Listed entries:
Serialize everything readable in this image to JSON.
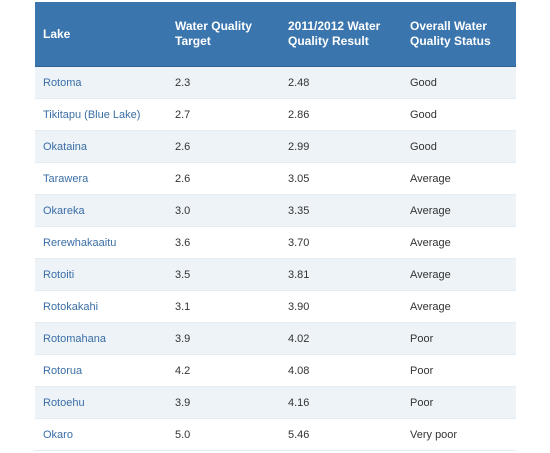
{
  "table": {
    "headers": {
      "lake": "Lake",
      "target": "Water Quality Target",
      "result": "2011/2012 Water Quality Result",
      "status": "Overall Water Quality Status"
    },
    "rows": [
      {
        "lake": "Rotoma",
        "target": "2.3",
        "result": "2.48",
        "status": "Good"
      },
      {
        "lake": "Tikitapu (Blue Lake)",
        "target": "2.7",
        "result": "2.86",
        "status": "Good"
      },
      {
        "lake": "Okataina",
        "target": "2.6",
        "result": "2.99",
        "status": "Good"
      },
      {
        "lake": "Tarawera",
        "target": "2.6",
        "result": "3.05",
        "status": "Average"
      },
      {
        "lake": "Okareka",
        "target": "3.0",
        "result": "3.35",
        "status": "Average"
      },
      {
        "lake": "Rerewhakaaitu",
        "target": "3.6",
        "result": "3.70",
        "status": "Average"
      },
      {
        "lake": "Rotoiti",
        "target": "3.5",
        "result": "3.81",
        "status": "Average"
      },
      {
        "lake": "Rotokakahi",
        "target": "3.1",
        "result": "3.90",
        "status": "Average"
      },
      {
        "lake": "Rotomahana",
        "target": "3.9",
        "result": "4.02",
        "status": "Poor"
      },
      {
        "lake": "Rotorua",
        "target": "4.2",
        "result": "4.08",
        "status": "Poor"
      },
      {
        "lake": "Rotoehu",
        "target": "3.9",
        "result": "4.16",
        "status": "Poor"
      },
      {
        "lake": "Okaro",
        "target": "5.0",
        "result": "5.46",
        "status": "Very poor"
      }
    ]
  },
  "colors": {
    "header_bg": "#3a75ad",
    "header_text": "#ffffff",
    "lake_text": "#3a6ea5",
    "row_alt_bg": "#eef3f8"
  }
}
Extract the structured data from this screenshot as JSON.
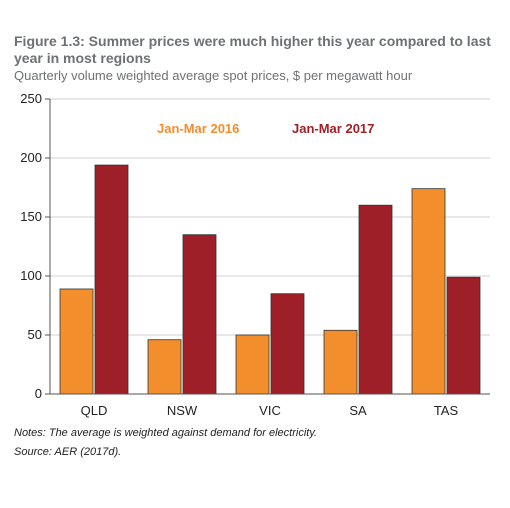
{
  "figure": {
    "title": "Figure 1.3: Summer prices were much higher this year compared to last year in most regions",
    "subtitle": "Quarterly volume weighted average spot prices, $ per megawatt hour"
  },
  "notes": {
    "notes_line": "Notes: The average is weighted against demand for electricity.",
    "source_line": "Source: AER (2017d)."
  },
  "chart_data": {
    "type": "bar",
    "categories": [
      "QLD",
      "NSW",
      "VIC",
      "SA",
      "TAS"
    ],
    "series": [
      {
        "name": "Jan-Mar 2016",
        "color": "#f28e2b",
        "values": [
          89,
          46,
          50,
          54,
          174
        ]
      },
      {
        "name": "Jan-Mar 2017",
        "color": "#9e1f28",
        "values": [
          194,
          135,
          85,
          160,
          99
        ]
      }
    ],
    "title": "",
    "xlabel": "",
    "ylabel": "",
    "ylim": [
      0,
      250
    ],
    "yticks": [
      "0",
      "50",
      "100",
      "150",
      "200",
      "250"
    ],
    "grid": true,
    "legend_position": "top-inside"
  }
}
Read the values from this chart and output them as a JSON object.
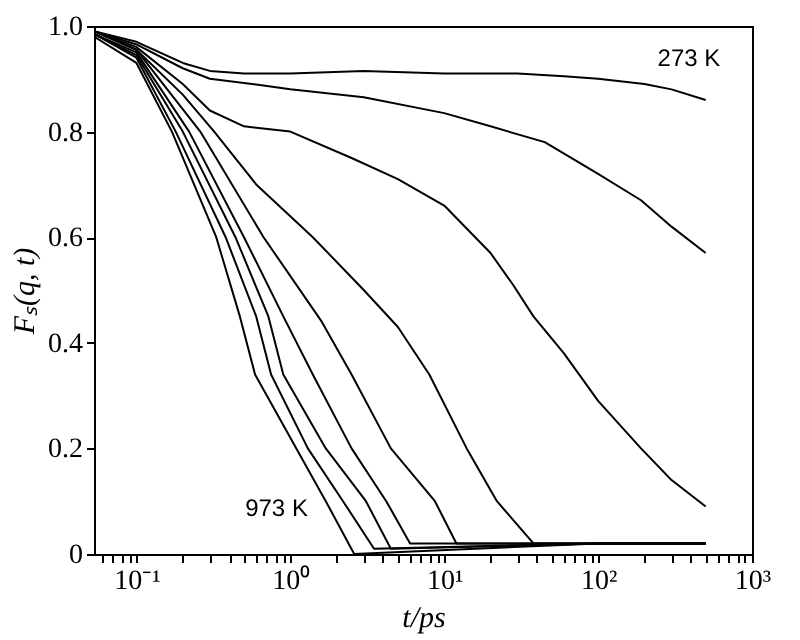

Your goal: Leave out all pictures, then copy the remaining material exactly.

Solution for this task:
Serialize everything readable in this image to JSON.
{
  "table": {
    "headers": {
      "lake": "Lake",
      "target": "Water Quality Target",
      "result": "2011/2012 Water Quality Result",
      "status": "Overall Water Quality Status"
    },
    "rows": [
      {
        "lake": "Rotoma",
        "target": "2.3",
        "result": "2.48",
        "status": "Good"
      },
      {
        "lake": "Tikitapu (Blue Lake)",
        "target": "2.7",
        "result": "2.86",
        "status": "Good"
      },
      {
        "lake": "Okataina",
        "target": "2.6",
        "result": "2.99",
        "status": "Good"
      },
      {
        "lake": "Tarawera",
        "target": "2.6",
        "result": "3.05",
        "status": "Average"
      },
      {
        "lake": "Okareka",
        "target": "3.0",
        "result": "3.35",
        "status": "Average"
      },
      {
        "lake": "Rerewhakaaitu",
        "target": "3.6",
        "result": "3.70",
        "status": "Average"
      },
      {
        "lake": "Rotoiti",
        "target": "3.5",
        "result": "3.81",
        "status": "Average"
      },
      {
        "lake": "Rotokakahi",
        "target": "3.1",
        "result": "3.90",
        "status": "Average"
      },
      {
        "lake": "Rotomahana",
        "target": "3.9",
        "result": "4.02",
        "status": "Poor"
      },
      {
        "lake": "Rotorua",
        "target": "4.2",
        "result": "4.08",
        "status": "Poor"
      },
      {
        "lake": "Rotoehu",
        "target": "3.9",
        "result": "4.16",
        "status": "Poor"
      },
      {
        "lake": "Okaro",
        "target": "5.0",
        "result": "5.46",
        "status": "Very poor"
      }
    ]
  },
  "colors": {
    "header_bg": "#3a75ad",
    "header_text": "#ffffff",
    "lake_text": "#3a6ea5",
    "row_alt_bg": "#eef3f8"
  }
}
Extract the structured data from this screenshot as JSON.
{
  "figure": {
    "title": "Figure 1.3: Summer prices were much higher this year compared to last year in most regions",
    "subtitle": "Quarterly volume weighted average spot prices, $ per megawatt hour"
  },
  "notes": {
    "notes_line": "Notes: The average is weighted against demand for electricity.",
    "source_line": "Source: AER (2017d)."
  },
  "chart_data": {
    "type": "bar",
    "categories": [
      "QLD",
      "NSW",
      "VIC",
      "SA",
      "TAS"
    ],
    "series": [
      {
        "name": "Jan-Mar 2016",
        "color": "#f28e2b",
        "values": [
          89,
          46,
          50,
          54,
          174
        ]
      },
      {
        "name": "Jan-Mar 2017",
        "color": "#9e1f28",
        "values": [
          194,
          135,
          85,
          160,
          99
        ]
      }
    ],
    "title": "",
    "xlabel": "",
    "ylabel": "",
    "ylim": [
      0,
      250
    ],
    "yticks": [
      "0",
      "50",
      "100",
      "150",
      "200",
      "250"
    ],
    "grid": true,
    "legend_position": "top-inside"
  }
}
Read the values from this chart and output them as a JSON object.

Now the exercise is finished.